[start]

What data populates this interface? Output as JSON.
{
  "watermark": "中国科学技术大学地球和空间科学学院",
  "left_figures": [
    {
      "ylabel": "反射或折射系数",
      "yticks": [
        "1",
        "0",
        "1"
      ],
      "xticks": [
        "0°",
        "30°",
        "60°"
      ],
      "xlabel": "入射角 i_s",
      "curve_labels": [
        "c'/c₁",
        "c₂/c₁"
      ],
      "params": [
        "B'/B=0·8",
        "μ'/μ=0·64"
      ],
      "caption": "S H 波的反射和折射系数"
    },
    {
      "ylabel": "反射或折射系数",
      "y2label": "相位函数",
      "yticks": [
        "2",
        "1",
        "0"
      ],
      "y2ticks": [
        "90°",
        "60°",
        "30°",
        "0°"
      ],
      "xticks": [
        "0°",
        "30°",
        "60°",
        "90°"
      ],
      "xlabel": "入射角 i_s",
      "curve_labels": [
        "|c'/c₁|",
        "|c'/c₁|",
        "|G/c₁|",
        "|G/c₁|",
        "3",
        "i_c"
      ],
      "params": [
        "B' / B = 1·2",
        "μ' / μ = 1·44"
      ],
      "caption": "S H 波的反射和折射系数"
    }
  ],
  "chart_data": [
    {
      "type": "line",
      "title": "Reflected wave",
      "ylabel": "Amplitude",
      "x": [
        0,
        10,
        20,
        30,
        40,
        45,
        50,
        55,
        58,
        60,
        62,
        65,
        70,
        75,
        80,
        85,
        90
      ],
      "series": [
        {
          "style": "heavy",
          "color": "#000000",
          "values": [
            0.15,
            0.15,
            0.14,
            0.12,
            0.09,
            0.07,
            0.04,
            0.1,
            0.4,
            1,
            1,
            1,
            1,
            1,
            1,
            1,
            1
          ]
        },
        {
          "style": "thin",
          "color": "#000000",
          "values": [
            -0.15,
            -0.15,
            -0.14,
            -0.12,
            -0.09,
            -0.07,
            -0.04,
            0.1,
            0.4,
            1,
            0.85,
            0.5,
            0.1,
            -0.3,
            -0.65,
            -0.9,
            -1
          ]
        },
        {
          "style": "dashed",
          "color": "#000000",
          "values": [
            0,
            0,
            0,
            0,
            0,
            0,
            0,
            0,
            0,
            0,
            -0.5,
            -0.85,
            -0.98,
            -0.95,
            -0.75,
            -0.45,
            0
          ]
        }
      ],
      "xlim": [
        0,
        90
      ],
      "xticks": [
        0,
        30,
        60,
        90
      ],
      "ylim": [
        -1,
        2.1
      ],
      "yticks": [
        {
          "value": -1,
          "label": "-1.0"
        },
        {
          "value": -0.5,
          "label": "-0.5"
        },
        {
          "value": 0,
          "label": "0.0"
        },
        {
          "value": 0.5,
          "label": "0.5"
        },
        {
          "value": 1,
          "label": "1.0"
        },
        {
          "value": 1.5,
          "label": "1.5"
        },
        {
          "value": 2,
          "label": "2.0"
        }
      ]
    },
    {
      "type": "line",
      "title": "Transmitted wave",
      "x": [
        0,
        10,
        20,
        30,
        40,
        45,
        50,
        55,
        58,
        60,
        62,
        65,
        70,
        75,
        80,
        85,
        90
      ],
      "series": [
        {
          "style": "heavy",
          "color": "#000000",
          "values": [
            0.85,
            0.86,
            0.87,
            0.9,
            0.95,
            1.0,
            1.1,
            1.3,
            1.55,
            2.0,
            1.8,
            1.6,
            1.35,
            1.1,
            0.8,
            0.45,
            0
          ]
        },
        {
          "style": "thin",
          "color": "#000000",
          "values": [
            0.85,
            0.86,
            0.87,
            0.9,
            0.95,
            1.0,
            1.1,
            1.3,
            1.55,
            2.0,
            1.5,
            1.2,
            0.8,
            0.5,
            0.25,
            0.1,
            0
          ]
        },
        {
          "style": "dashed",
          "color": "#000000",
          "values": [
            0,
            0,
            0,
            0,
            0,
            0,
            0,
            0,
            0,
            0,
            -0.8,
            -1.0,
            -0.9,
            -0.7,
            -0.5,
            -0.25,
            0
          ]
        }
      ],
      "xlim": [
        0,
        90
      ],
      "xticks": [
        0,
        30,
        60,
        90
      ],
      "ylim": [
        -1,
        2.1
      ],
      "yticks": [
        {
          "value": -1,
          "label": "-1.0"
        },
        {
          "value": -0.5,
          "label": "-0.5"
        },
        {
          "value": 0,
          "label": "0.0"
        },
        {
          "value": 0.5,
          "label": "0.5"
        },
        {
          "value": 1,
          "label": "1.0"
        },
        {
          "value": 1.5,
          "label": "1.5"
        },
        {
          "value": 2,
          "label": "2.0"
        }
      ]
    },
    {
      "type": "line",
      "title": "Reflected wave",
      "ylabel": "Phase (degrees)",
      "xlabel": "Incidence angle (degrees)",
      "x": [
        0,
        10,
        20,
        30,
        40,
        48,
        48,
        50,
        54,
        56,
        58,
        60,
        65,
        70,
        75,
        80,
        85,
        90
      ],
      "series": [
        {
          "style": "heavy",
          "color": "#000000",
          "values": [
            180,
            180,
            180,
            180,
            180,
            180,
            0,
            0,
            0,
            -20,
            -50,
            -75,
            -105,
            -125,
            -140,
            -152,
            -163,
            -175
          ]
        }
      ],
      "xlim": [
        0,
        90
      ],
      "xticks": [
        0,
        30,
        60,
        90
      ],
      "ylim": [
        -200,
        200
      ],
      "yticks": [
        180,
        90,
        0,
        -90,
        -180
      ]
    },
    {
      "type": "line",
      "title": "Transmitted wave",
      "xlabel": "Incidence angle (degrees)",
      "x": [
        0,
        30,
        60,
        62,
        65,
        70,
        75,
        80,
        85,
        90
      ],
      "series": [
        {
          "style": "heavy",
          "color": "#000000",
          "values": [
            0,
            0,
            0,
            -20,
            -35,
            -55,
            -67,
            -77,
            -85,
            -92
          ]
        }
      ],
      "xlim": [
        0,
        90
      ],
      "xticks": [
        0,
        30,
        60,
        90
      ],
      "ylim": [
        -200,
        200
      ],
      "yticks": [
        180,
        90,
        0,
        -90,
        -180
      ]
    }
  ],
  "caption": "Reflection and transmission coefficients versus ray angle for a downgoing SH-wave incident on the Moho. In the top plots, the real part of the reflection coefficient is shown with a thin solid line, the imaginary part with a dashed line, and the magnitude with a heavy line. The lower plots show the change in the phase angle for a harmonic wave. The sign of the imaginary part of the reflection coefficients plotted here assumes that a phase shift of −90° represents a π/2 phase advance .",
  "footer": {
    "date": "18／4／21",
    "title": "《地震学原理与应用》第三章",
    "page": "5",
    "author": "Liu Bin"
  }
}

[end]

THE REQUEST - Word for word, quote all of the data above.

COMPLETE OUTPUT -
What data populates this interface? Output as JSON.
{
  "watermark": "中国科学技术大学地球和空间科学学院",
  "left_figures": [
    {
      "ylabel": "反射或折射系数",
      "yticks": [
        "1",
        "0",
        "1"
      ],
      "xticks": [
        "0°",
        "30°",
        "60°"
      ],
      "xlabel": "入射角 i_s",
      "curve_labels": [
        "c'/c₁",
        "c₂/c₁"
      ],
      "params": [
        "B'/B=0·8",
        "μ'/μ=0·64"
      ],
      "caption": "S H 波的反射和折射系数"
    },
    {
      "ylabel": "反射或折射系数",
      "y2label": "相位函数",
      "yticks": [
        "2",
        "1",
        "0"
      ],
      "y2ticks": [
        "90°",
        "60°",
        "30°",
        "0°"
      ],
      "xticks": [
        "0°",
        "30°",
        "60°",
        "90°"
      ],
      "xlabel": "入射角 i_s",
      "curve_labels": [
        "|c'/c₁|",
        "|c'/c₁|",
        "|G/c₁|",
        "|G/c₁|",
        "3",
        "i_c"
      ],
      "params": [
        "B' / B = 1·2",
        "μ' / μ = 1·44"
      ],
      "caption": "S H 波的反射和折射系数"
    }
  ],
  "chart_data": [
    {
      "type": "line",
      "title": "Reflected wave",
      "ylabel": "Amplitude",
      "x": [
        0,
        10,
        20,
        30,
        40,
        45,
        50,
        55,
        58,
        60,
        62,
        65,
        70,
        75,
        80,
        85,
        90
      ],
      "series": [
        {
          "style": "heavy",
          "color": "#000000",
          "values": [
            0.15,
            0.15,
            0.14,
            0.12,
            0.09,
            0.07,
            0.04,
            0.1,
            0.4,
            1,
            1,
            1,
            1,
            1,
            1,
            1,
            1
          ]
        },
        {
          "style": "thin",
          "color": "#000000",
          "values": [
            -0.15,
            -0.15,
            -0.14,
            -0.12,
            -0.09,
            -0.07,
            -0.04,
            0.1,
            0.4,
            1,
            0.85,
            0.5,
            0.1,
            -0.3,
            -0.65,
            -0.9,
            -1
          ]
        },
        {
          "style": "dashed",
          "color": "#000000",
          "values": [
            0,
            0,
            0,
            0,
            0,
            0,
            0,
            0,
            0,
            0,
            -0.5,
            -0.85,
            -0.98,
            -0.95,
            -0.75,
            -0.45,
            0
          ]
        }
      ],
      "xlim": [
        0,
        90
      ],
      "xticks": [
        0,
        30,
        60,
        90
      ],
      "ylim": [
        -1,
        2.1
      ],
      "yticks": [
        {
          "value": -1,
          "label": "-1.0"
        },
        {
          "value": -0.5,
          "label": "-0.5"
        },
        {
          "value": 0,
          "label": "0.0"
        },
        {
          "value": 0.5,
          "label": "0.5"
        },
        {
          "value": 1,
          "label": "1.0"
        },
        {
          "value": 1.5,
          "label": "1.5"
        },
        {
          "value": 2,
          "label": "2.0"
        }
      ]
    },
    {
      "type": "line",
      "title": "Transmitted wave",
      "x": [
        0,
        10,
        20,
        30,
        40,
        45,
        50,
        55,
        58,
        60,
        62,
        65,
        70,
        75,
        80,
        85,
        90
      ],
      "series": [
        {
          "style": "heavy",
          "color": "#000000",
          "values": [
            0.85,
            0.86,
            0.87,
            0.9,
            0.95,
            1.0,
            1.1,
            1.3,
            1.55,
            2.0,
            1.8,
            1.6,
            1.35,
            1.1,
            0.8,
            0.45,
            0
          ]
        },
        {
          "style": "thin",
          "color": "#000000",
          "values": [
            0.85,
            0.86,
            0.87,
            0.9,
            0.95,
            1.0,
            1.1,
            1.3,
            1.55,
            2.0,
            1.5,
            1.2,
            0.8,
            0.5,
            0.25,
            0.1,
            0
          ]
        },
        {
          "style": "dashed",
          "color": "#000000",
          "values": [
            0,
            0,
            0,
            0,
            0,
            0,
            0,
            0,
            0,
            0,
            -0.8,
            -1.0,
            -0.9,
            -0.7,
            -0.5,
            -0.25,
            0
          ]
        }
      ],
      "xlim": [
        0,
        90
      ],
      "xticks": [
        0,
        30,
        60,
        90
      ],
      "ylim": [
        -1,
        2.1
      ],
      "yticks": [
        {
          "value": -1,
          "label": "-1.0"
        },
        {
          "value": -0.5,
          "label": "-0.5"
        },
        {
          "value": 0,
          "label": "0.0"
        },
        {
          "value": 0.5,
          "label": "0.5"
        },
        {
          "value": 1,
          "label": "1.0"
        },
        {
          "value": 1.5,
          "label": "1.5"
        },
        {
          "value": 2,
          "label": "2.0"
        }
      ]
    },
    {
      "type": "line",
      "title": "Reflected wave",
      "ylabel": "Phase (degrees)",
      "xlabel": "Incidence angle (degrees)",
      "x": [
        0,
        10,
        20,
        30,
        40,
        48,
        48,
        50,
        54,
        56,
        58,
        60,
        65,
        70,
        75,
        80,
        85,
        90
      ],
      "series": [
        {
          "style": "heavy",
          "color": "#000000",
          "values": [
            180,
            180,
            180,
            180,
            180,
            180,
            0,
            0,
            0,
            -20,
            -50,
            -75,
            -105,
            -125,
            -140,
            -152,
            -163,
            -175
          ]
        }
      ],
      "xlim": [
        0,
        90
      ],
      "xticks": [
        0,
        30,
        60,
        90
      ],
      "ylim": [
        -200,
        200
      ],
      "yticks": [
        180,
        90,
        0,
        -90,
        -180
      ]
    },
    {
      "type": "line",
      "title": "Transmitted wave",
      "xlabel": "Incidence angle (degrees)",
      "x": [
        0,
        30,
        60,
        62,
        65,
        70,
        75,
        80,
        85,
        90
      ],
      "series": [
        {
          "style": "heavy",
          "color": "#000000",
          "values": [
            0,
            0,
            0,
            -20,
            -35,
            -55,
            -67,
            -77,
            -85,
            -92
          ]
        }
      ],
      "xlim": [
        0,
        90
      ],
      "xticks": [
        0,
        30,
        60,
        90
      ],
      "ylim": [
        -200,
        200
      ],
      "yticks": [
        180,
        90,
        0,
        -90,
        -180
      ]
    }
  ],
  "caption": "Reflection and transmission coefficients versus ray angle for a downgoing SH-wave incident on the Moho. In the top plots, the real part of the reflection coefficient is shown with a thin solid line, the imaginary part with a dashed line, and the magnitude with a heavy line. The lower plots show the change in the phase angle for a harmonic wave. The sign of the imaginary part of the reflection coefficients plotted here assumes that a phase shift of −90° represents a π/2 phase advance .",
  "footer": {
    "date": "18／4／21",
    "title": "《地震学原理与应用》第三章",
    "page": "5",
    "author": "Liu Bin"
  }
}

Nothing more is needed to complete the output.